• [Set problem]: Give the number of lines in the data that hold the string "style". Nothing else is needed.

_ _ _ _

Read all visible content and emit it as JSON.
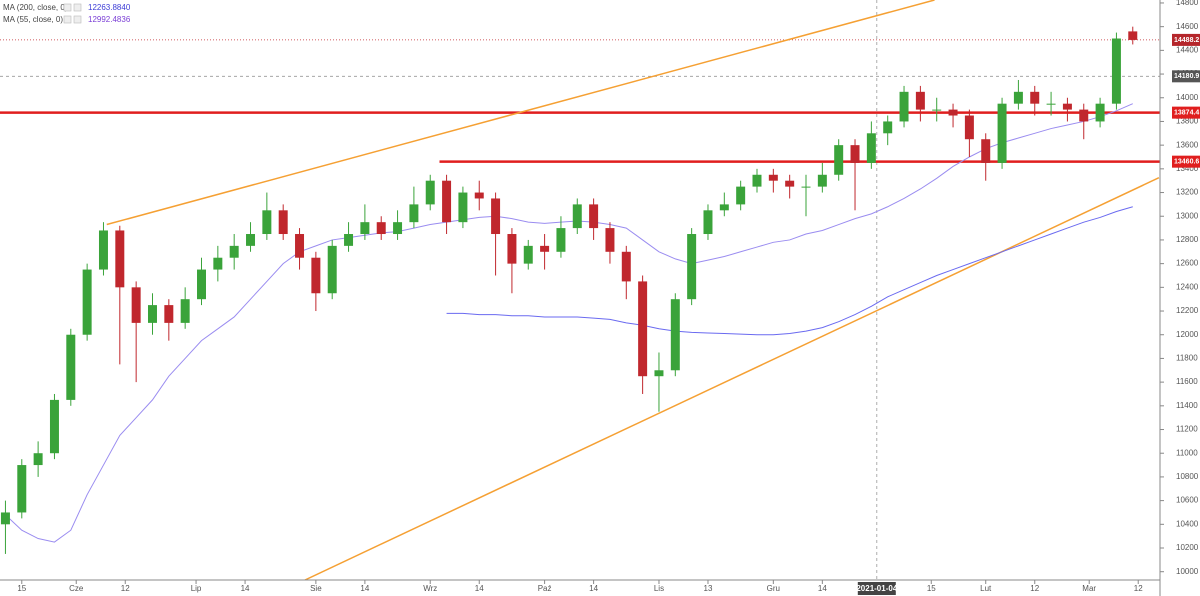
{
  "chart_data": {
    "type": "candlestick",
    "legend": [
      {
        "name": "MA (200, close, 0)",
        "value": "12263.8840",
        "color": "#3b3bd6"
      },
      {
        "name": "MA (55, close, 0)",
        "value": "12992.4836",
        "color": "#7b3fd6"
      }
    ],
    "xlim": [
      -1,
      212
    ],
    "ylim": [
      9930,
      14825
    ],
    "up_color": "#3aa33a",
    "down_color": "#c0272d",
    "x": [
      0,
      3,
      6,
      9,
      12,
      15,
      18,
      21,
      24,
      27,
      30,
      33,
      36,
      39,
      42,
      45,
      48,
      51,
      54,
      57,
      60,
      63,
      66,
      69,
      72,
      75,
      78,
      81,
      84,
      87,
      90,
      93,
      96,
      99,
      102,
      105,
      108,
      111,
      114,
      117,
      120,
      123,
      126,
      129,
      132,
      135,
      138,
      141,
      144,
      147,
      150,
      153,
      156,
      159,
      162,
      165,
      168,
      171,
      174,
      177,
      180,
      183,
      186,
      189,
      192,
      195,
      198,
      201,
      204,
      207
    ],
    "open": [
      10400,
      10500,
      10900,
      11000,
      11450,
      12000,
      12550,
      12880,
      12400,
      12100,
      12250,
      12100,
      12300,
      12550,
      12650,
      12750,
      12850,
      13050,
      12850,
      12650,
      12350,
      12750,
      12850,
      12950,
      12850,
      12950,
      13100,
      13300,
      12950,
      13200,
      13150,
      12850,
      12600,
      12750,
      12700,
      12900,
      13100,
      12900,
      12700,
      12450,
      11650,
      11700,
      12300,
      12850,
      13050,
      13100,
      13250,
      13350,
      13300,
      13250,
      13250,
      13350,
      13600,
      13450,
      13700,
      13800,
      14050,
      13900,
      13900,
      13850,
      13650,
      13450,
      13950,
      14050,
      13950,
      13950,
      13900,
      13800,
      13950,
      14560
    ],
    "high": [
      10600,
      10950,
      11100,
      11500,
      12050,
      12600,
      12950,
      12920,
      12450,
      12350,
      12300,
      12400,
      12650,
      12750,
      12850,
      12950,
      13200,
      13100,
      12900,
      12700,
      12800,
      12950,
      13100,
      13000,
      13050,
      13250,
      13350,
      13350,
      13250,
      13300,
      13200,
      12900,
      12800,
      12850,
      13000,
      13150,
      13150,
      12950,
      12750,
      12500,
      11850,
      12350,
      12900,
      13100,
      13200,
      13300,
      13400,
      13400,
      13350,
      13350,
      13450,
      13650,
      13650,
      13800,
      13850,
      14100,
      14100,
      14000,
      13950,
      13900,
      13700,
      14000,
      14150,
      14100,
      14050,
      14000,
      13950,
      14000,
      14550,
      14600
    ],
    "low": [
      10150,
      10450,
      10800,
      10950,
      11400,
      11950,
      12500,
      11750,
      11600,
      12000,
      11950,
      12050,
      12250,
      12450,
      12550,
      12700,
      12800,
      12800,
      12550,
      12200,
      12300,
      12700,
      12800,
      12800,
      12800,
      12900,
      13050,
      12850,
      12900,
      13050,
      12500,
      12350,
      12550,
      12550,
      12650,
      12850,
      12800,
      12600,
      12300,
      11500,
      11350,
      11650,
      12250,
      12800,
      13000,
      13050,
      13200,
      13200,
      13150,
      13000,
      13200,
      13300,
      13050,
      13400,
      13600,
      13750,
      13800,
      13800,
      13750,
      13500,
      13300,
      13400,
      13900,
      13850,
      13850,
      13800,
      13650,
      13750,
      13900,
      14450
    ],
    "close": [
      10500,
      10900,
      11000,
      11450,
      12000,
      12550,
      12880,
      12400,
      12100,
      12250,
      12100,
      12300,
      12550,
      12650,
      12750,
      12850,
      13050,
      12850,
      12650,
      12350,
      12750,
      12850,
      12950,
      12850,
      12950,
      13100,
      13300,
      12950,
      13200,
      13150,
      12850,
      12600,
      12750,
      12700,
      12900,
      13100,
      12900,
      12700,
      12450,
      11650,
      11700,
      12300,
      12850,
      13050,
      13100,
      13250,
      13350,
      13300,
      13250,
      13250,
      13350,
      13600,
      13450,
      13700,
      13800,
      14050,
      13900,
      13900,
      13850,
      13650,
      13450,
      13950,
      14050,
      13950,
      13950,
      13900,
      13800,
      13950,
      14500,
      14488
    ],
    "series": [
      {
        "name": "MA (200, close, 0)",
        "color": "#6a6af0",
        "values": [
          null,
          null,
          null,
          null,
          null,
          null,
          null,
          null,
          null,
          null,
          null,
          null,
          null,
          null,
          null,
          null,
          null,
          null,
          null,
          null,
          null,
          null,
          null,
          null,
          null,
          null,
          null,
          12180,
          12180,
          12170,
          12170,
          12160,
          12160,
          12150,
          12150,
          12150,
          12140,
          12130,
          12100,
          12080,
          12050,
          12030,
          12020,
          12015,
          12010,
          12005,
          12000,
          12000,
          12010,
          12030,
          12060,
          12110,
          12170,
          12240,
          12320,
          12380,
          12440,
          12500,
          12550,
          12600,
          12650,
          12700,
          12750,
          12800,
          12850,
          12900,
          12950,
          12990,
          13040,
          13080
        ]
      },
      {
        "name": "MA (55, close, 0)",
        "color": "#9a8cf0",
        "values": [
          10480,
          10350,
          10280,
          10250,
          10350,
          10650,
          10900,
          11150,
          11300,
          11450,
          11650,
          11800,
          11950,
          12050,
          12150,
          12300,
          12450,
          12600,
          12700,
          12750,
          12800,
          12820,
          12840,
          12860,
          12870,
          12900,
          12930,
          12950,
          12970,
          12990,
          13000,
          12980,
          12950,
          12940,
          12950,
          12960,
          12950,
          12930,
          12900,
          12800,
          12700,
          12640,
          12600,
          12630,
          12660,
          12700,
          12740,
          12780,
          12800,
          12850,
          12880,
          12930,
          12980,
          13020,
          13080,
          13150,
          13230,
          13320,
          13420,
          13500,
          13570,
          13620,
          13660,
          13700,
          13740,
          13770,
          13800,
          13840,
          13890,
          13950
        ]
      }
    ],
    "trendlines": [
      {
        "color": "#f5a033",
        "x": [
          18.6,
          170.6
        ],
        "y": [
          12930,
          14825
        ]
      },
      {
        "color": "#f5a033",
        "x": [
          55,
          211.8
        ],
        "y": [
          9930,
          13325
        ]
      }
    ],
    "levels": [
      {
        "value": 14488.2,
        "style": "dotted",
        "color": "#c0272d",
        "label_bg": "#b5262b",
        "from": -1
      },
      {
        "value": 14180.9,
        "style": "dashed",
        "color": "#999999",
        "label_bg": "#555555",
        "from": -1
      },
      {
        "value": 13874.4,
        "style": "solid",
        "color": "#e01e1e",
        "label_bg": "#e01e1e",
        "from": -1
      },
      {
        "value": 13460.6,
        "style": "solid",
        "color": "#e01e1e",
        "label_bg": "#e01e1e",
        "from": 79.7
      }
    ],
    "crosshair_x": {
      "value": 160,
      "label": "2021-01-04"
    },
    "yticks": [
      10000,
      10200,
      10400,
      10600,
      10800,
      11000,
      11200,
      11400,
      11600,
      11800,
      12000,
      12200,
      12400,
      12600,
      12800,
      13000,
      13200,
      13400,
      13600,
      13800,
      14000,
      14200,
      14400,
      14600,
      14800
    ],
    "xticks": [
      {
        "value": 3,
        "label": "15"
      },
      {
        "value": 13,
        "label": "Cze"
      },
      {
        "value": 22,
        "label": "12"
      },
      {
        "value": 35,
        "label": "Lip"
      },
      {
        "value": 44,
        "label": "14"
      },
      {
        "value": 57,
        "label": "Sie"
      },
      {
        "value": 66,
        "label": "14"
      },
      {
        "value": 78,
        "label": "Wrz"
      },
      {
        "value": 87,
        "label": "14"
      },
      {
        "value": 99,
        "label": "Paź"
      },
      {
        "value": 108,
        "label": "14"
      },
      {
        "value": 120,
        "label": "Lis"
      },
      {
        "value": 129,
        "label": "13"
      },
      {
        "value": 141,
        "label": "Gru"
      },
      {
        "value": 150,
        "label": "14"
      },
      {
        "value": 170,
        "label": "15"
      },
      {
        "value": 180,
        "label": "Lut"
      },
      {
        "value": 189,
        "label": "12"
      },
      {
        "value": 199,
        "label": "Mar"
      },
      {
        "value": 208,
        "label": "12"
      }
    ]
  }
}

_ _ _ _

• [Solution to this task]: 4